-- Start of DATA FOR PROCESSING --

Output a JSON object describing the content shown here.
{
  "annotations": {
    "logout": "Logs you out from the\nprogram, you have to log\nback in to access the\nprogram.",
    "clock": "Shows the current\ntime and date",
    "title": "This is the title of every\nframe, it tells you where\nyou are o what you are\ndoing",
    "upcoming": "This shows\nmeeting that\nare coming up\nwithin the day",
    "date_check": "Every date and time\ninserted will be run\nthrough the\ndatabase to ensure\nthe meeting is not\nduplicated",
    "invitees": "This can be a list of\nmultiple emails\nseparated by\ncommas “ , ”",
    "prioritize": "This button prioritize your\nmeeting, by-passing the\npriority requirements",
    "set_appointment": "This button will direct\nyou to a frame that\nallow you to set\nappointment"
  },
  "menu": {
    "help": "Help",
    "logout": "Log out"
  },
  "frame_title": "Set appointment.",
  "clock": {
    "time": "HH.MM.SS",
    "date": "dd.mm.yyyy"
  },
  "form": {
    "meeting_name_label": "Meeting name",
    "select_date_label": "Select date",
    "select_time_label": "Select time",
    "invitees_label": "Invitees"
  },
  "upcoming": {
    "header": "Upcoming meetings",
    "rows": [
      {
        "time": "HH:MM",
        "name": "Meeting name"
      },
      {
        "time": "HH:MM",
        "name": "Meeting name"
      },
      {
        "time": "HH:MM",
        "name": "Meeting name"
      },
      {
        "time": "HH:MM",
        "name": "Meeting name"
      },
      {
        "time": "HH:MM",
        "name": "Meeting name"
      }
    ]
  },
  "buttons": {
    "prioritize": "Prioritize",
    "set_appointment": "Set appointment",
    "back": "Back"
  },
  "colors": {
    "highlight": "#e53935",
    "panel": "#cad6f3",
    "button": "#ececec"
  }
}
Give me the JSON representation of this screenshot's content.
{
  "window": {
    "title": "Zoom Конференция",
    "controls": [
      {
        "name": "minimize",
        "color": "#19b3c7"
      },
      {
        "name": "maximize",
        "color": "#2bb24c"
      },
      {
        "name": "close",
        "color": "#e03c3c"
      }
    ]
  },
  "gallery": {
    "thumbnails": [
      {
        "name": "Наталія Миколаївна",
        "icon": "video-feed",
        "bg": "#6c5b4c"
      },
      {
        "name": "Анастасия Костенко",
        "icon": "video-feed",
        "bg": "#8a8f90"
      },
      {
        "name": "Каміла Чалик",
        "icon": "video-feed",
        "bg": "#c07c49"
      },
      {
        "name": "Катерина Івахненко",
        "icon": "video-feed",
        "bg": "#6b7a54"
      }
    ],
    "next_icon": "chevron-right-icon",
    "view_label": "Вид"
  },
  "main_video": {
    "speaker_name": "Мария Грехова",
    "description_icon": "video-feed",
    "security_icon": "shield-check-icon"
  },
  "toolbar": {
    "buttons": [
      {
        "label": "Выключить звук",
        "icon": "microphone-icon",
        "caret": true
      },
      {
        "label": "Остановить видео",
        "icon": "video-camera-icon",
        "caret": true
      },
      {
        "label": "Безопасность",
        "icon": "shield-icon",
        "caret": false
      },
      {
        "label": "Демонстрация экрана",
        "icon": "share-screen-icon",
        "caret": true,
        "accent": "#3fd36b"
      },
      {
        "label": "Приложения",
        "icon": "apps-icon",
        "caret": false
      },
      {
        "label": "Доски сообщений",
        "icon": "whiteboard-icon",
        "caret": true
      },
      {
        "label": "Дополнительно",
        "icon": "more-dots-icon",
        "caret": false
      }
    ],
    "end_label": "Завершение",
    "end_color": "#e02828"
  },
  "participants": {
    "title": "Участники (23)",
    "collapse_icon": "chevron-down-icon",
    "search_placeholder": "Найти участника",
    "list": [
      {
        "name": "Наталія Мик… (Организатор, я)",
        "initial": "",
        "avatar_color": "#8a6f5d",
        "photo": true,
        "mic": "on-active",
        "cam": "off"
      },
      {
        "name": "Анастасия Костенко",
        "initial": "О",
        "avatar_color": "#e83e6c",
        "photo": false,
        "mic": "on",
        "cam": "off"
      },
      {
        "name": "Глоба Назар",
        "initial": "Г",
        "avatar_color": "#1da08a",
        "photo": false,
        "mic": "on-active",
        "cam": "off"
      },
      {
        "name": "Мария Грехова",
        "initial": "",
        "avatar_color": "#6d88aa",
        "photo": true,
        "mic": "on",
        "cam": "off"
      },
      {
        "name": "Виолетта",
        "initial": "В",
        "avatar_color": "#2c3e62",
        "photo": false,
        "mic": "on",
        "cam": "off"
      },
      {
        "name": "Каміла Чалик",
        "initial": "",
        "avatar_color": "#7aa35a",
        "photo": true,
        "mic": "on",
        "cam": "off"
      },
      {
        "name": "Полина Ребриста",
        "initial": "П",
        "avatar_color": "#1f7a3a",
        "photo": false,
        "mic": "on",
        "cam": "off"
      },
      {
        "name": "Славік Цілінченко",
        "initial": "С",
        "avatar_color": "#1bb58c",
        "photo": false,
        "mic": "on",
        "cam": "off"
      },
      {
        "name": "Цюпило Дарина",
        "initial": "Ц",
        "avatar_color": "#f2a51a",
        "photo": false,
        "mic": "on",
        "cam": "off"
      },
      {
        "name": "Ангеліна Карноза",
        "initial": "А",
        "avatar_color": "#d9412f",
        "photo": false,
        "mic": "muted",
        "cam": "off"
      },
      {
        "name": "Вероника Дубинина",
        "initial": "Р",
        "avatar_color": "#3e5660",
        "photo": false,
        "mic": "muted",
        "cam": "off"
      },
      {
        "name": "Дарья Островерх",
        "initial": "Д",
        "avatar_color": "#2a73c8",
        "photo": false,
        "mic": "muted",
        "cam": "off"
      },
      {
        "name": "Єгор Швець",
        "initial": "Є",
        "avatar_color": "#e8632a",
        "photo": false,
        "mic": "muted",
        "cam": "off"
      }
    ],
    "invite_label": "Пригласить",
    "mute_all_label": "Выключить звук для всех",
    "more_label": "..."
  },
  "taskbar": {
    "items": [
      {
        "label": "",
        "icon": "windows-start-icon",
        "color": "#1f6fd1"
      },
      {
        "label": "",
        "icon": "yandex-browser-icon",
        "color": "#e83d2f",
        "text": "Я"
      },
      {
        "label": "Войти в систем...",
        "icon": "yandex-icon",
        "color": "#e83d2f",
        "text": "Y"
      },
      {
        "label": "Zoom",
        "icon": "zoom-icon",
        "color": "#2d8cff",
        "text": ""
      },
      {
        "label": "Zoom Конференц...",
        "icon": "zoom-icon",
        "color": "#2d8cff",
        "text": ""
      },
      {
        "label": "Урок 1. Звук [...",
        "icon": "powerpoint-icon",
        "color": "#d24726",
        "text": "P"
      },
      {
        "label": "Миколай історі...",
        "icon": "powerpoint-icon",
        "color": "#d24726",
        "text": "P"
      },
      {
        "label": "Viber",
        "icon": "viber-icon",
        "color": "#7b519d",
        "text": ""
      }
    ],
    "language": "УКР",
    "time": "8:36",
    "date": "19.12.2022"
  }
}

-- End of DATA FOR PROCESSING --

* REQUEST
Repeat the preceding lines exactly, please, every one of them.

* RESULT OF THIS TASK
Output a JSON object describing the content shown here.
{
  "annotations": {
    "logout": "Logs you out from the\nprogram, you have to log\nback in to access the\nprogram.",
    "clock": "Shows the current\ntime and date",
    "title": "This is the title of every\nframe, it tells you where\nyou are o what you are\ndoing",
    "upcoming": "This shows\nmeeting that\nare coming up\nwithin the day",
    "date_check": "Every date and time\ninserted will be run\nthrough the\ndatabase to ensure\nthe meeting is not\nduplicated",
    "invitees": "This can be a list of\nmultiple emails\nseparated by\ncommas “ , ”",
    "prioritize": "This button prioritize your\nmeeting, by-passing the\npriority requirements",
    "set_appointment": "This button will direct\nyou to a frame that\nallow you to set\nappointment"
  },
  "menu": {
    "help": "Help",
    "logout": "Log out"
  },
  "frame_title": "Set appointment.",
  "clock": {
    "time": "HH.MM.SS",
    "date": "dd.mm.yyyy"
  },
  "form": {
    "meeting_name_label": "Meeting name",
    "select_date_label": "Select date",
    "select_time_label": "Select time",
    "invitees_label": "Invitees"
  },
  "upcoming": {
    "header": "Upcoming meetings",
    "rows": [
      {
        "time": "HH:MM",
        "name": "Meeting name"
      },
      {
        "time": "HH:MM",
        "name": "Meeting name"
      },
      {
        "time": "HH:MM",
        "name": "Meeting name"
      },
      {
        "time": "HH:MM",
        "name": "Meeting name"
      },
      {
        "time": "HH:MM",
        "name": "Meeting name"
      }
    ]
  },
  "buttons": {
    "prioritize": "Prioritize",
    "set_appointment": "Set appointment",
    "back": "Back"
  },
  "colors": {
    "highlight": "#e53935",
    "panel": "#cad6f3",
    "button": "#ececec"
  }
}
Give me the JSON representation of this screenshot's content.
{
  "window": {
    "title": "Zoom Конференция",
    "controls": [
      {
        "name": "minimize",
        "color": "#19b3c7"
      },
      {
        "name": "maximize",
        "color": "#2bb24c"
      },
      {
        "name": "close",
        "color": "#e03c3c"
      }
    ]
  },
  "gallery": {
    "thumbnails": [
      {
        "name": "Наталія Миколаївна",
        "icon": "video-feed",
        "bg": "#6c5b4c"
      },
      {
        "name": "Анастасия Костенко",
        "icon": "video-feed",
        "bg": "#8a8f90"
      },
      {
        "name": "Каміла Чалик",
        "icon": "video-feed",
        "bg": "#c07c49"
      },
      {
        "name": "Катерина Івахненко",
        "icon": "video-feed",
        "bg": "#6b7a54"
      }
    ],
    "next_icon": "chevron-right-icon",
    "view_label": "Вид"
  },
  "main_video": {
    "speaker_name": "Мария Грехова",
    "description_icon": "video-feed",
    "security_icon": "shield-check-icon"
  },
  "toolbar": {
    "buttons": [
      {
        "label": "Выключить звук",
        "icon": "microphone-icon",
        "caret": true
      },
      {
        "label": "Остановить видео",
        "icon": "video-camera-icon",
        "caret": true
      },
      {
        "label": "Безопасность",
        "icon": "shield-icon",
        "caret": false
      },
      {
        "label": "Демонстрация экрана",
        "icon": "share-screen-icon",
        "caret": true,
        "accent": "#3fd36b"
      },
      {
        "label": "Приложения",
        "icon": "apps-icon",
        "caret": false
      },
      {
        "label": "Доски сообщений",
        "icon": "whiteboard-icon",
        "caret": true
      },
      {
        "label": "Дополнительно",
        "icon": "more-dots-icon",
        "caret": false
      }
    ],
    "end_label": "Завершение",
    "end_color": "#e02828"
  },
  "participants": {
    "title": "Участники (23)",
    "collapse_icon": "chevron-down-icon",
    "search_placeholder": "Найти участника",
    "list": [
      {
        "name": "Наталія Мик… (Организатор, я)",
        "initial": "",
        "avatar_color": "#8a6f5d",
        "photo": true,
        "mic": "on-active",
        "cam": "off"
      },
      {
        "name": "Анастасия Костенко",
        "initial": "О",
        "avatar_color": "#e83e6c",
        "photo": false,
        "mic": "on",
        "cam": "off"
      },
      {
        "name": "Глоба Назар",
        "initial": "Г",
        "avatar_color": "#1da08a",
        "photo": false,
        "mic": "on-active",
        "cam": "off"
      },
      {
        "name": "Мария Грехова",
        "initial": "",
        "avatar_color": "#6d88aa",
        "photo": true,
        "mic": "on",
        "cam": "off"
      },
      {
        "name": "Виолетта",
        "initial": "В",
        "avatar_color": "#2c3e62",
        "photo": false,
        "mic": "on",
        "cam": "off"
      },
      {
        "name": "Каміла Чалик",
        "initial": "",
        "avatar_color": "#7aa35a",
        "photo": true,
        "mic": "on",
        "cam": "off"
      },
      {
        "name": "Полина Ребриста",
        "initial": "П",
        "avatar_color": "#1f7a3a",
        "photo": false,
        "mic": "on",
        "cam": "off"
      },
      {
        "name": "Славік Цілінченко",
        "initial": "С",
        "avatar_color": "#1bb58c",
        "photo": false,
        "mic": "on",
        "cam": "off"
      },
      {
        "name": "Цюпило Дарина",
        "initial": "Ц",
        "avatar_color": "#f2a51a",
        "photo": false,
        "mic": "on",
        "cam": "off"
      },
      {
        "name": "Ангеліна Карноза",
        "initial": "А",
        "avatar_color": "#d9412f",
        "photo": false,
        "mic": "muted",
        "cam": "off"
      },
      {
        "name": "Вероника Дубинина",
        "initial": "Р",
        "avatar_color": "#3e5660",
        "photo": false,
        "mic": "muted",
        "cam": "off"
      },
      {
        "name": "Дарья Островерх",
        "initial": "Д",
        "avatar_color": "#2a73c8",
        "photo": false,
        "mic": "muted",
        "cam": "off"
      },
      {
        "name": "Єгор Швець",
        "initial": "Є",
        "avatar_color": "#e8632a",
        "photo": false,
        "mic": "muted",
        "cam": "off"
      }
    ],
    "invite_label": "Пригласить",
    "mute_all_label": "Выключить звук для всех",
    "more_label": "..."
  },
  "taskbar": {
    "items": [
      {
        "label": "",
        "icon": "windows-start-icon",
        "color": "#1f6fd1"
      },
      {
        "label": "",
        "icon": "yandex-browser-icon",
        "color": "#e83d2f",
        "text": "Я"
      },
      {
        "label": "Войти в систем...",
        "icon": "yandex-icon",
        "color": "#e83d2f",
        "text": "Y"
      },
      {
        "label": "Zoom",
        "icon": "zoom-icon",
        "color": "#2d8cff",
        "text": ""
      },
      {
        "label": "Zoom Конференц...",
        "icon": "zoom-icon",
        "color": "#2d8cff",
        "text": ""
      },
      {
        "label": "Урок 1. Звук [...",
        "icon": "powerpoint-icon",
        "color": "#d24726",
        "text": "P"
      },
      {
        "label": "Миколай історі...",
        "icon": "powerpoint-icon",
        "color": "#d24726",
        "text": "P"
      },
      {
        "label": "Viber",
        "icon": "viber-icon",
        "color": "#7b519d",
        "text": ""
      }
    ],
    "language": "УКР",
    "time": "8:36",
    "date": "19.12.2022"
  }
}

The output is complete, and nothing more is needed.